▶ **Exercise requirements**: Copy out all the lines where "type" shows up.

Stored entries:
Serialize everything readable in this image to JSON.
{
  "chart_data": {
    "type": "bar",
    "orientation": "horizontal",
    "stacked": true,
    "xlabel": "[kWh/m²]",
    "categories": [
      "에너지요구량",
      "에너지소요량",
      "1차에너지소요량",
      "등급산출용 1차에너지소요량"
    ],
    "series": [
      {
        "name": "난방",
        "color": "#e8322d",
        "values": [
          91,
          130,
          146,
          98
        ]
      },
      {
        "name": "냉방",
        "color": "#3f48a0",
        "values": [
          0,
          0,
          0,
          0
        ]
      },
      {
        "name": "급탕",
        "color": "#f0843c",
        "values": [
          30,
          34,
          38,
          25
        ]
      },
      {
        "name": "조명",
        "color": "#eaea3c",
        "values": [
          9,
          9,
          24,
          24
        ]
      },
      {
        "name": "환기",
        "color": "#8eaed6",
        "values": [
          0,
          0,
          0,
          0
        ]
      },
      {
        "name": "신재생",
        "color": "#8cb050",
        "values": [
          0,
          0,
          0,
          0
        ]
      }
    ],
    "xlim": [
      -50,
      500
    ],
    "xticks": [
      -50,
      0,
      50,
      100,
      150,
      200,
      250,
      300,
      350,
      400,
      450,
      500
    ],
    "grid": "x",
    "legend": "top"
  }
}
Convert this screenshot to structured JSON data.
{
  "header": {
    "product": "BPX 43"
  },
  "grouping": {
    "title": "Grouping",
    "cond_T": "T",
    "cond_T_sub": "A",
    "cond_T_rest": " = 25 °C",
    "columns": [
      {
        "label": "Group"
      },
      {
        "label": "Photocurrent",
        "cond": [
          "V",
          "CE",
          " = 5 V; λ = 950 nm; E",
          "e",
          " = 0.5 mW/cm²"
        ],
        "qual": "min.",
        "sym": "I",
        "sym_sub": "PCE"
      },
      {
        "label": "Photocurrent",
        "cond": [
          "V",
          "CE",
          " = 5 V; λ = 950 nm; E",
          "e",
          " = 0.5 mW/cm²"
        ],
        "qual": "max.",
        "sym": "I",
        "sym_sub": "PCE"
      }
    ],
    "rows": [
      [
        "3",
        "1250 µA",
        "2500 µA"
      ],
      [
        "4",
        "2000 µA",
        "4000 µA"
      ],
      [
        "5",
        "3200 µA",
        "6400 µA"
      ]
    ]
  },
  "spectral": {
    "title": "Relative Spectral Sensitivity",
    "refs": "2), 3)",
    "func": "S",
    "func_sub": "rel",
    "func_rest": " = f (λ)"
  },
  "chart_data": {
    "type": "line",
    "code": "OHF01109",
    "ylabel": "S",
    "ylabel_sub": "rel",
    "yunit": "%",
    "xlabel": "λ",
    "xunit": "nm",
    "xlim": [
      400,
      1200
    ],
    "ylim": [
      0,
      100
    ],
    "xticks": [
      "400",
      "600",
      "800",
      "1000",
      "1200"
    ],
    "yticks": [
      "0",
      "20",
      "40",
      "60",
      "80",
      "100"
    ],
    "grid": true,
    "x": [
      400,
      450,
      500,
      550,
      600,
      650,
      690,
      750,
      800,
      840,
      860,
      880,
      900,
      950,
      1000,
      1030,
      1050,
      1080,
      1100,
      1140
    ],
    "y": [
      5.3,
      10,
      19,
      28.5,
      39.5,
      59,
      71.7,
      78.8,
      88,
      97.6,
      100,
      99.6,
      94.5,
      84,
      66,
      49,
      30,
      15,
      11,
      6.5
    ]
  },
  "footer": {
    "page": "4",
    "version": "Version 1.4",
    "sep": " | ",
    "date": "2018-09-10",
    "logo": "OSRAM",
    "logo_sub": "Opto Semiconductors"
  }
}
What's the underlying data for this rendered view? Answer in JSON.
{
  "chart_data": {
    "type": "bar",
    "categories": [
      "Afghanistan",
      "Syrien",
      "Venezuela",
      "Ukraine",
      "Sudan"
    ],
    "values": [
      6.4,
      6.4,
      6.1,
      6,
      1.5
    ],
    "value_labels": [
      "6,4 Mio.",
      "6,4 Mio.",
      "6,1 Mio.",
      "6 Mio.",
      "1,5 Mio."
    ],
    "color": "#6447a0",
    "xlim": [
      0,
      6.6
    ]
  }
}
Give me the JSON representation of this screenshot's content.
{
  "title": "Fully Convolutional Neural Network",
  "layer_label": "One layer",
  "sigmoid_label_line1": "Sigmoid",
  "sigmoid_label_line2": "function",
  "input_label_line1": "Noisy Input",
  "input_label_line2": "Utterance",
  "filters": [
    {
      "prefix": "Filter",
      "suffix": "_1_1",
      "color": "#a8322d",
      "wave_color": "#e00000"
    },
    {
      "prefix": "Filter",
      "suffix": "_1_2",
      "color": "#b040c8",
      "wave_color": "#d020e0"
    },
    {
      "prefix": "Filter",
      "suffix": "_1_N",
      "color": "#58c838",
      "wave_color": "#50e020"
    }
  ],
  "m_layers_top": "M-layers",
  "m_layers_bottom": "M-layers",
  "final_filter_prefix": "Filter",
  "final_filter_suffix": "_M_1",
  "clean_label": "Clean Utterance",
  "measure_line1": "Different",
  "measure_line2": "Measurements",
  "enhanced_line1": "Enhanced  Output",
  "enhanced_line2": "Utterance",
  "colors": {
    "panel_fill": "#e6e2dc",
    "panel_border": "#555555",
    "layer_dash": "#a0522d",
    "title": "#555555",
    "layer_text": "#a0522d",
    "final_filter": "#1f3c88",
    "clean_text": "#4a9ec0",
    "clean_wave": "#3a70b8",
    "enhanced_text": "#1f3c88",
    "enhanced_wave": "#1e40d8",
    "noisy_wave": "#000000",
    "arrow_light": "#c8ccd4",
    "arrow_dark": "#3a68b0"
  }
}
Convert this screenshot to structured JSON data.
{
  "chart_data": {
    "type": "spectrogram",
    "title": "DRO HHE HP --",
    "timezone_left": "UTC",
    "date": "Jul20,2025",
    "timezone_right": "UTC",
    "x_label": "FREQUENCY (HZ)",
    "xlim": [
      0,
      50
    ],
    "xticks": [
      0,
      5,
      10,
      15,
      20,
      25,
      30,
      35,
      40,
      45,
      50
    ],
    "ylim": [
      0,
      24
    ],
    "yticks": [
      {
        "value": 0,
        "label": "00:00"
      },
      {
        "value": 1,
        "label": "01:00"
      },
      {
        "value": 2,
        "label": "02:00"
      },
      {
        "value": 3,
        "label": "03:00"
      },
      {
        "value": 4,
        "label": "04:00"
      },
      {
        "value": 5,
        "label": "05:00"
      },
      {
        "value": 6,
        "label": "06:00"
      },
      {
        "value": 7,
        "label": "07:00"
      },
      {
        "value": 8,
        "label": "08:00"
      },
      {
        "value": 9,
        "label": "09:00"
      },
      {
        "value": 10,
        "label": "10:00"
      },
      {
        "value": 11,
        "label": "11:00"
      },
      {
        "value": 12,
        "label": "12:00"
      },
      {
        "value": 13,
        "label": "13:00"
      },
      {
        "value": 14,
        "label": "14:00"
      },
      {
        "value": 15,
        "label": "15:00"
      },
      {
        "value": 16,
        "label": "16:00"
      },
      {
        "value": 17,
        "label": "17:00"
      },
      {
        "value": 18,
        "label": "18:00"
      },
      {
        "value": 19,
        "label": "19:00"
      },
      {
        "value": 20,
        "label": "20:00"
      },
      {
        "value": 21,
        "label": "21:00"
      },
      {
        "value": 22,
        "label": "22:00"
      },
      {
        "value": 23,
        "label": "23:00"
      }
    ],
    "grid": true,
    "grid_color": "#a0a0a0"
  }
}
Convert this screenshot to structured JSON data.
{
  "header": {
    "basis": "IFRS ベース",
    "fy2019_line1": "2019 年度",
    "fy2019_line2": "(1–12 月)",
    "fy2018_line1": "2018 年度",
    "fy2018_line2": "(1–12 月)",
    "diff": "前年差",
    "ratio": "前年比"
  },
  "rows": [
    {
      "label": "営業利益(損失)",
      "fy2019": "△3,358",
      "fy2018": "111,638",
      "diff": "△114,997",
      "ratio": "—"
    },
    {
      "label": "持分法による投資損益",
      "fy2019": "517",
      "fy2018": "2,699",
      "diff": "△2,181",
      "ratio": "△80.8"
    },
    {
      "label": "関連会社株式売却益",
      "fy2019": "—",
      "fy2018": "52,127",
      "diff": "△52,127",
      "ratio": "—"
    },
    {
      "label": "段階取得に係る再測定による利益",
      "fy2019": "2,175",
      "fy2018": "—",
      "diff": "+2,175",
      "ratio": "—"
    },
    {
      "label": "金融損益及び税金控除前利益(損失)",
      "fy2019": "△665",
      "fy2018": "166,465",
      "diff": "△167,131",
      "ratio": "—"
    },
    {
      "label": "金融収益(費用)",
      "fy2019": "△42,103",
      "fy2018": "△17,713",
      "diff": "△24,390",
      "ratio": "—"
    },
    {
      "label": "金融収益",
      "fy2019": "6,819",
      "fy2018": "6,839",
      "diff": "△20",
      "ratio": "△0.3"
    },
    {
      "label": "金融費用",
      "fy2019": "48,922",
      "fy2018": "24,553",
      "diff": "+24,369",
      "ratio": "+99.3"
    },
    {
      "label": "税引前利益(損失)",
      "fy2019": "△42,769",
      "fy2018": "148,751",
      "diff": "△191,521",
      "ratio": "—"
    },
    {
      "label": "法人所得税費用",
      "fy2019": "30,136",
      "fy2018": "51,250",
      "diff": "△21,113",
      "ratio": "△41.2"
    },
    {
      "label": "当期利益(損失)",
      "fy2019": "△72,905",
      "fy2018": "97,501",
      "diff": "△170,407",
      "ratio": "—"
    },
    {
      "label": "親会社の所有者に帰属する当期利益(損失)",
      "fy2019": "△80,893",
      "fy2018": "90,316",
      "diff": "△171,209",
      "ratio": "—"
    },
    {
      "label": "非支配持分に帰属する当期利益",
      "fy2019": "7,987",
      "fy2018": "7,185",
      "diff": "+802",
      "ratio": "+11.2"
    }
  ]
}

▶ **Expected output**:
    "type": "bar",
    "type": "line",
    "type": "bar",
    "type": "spectrogram",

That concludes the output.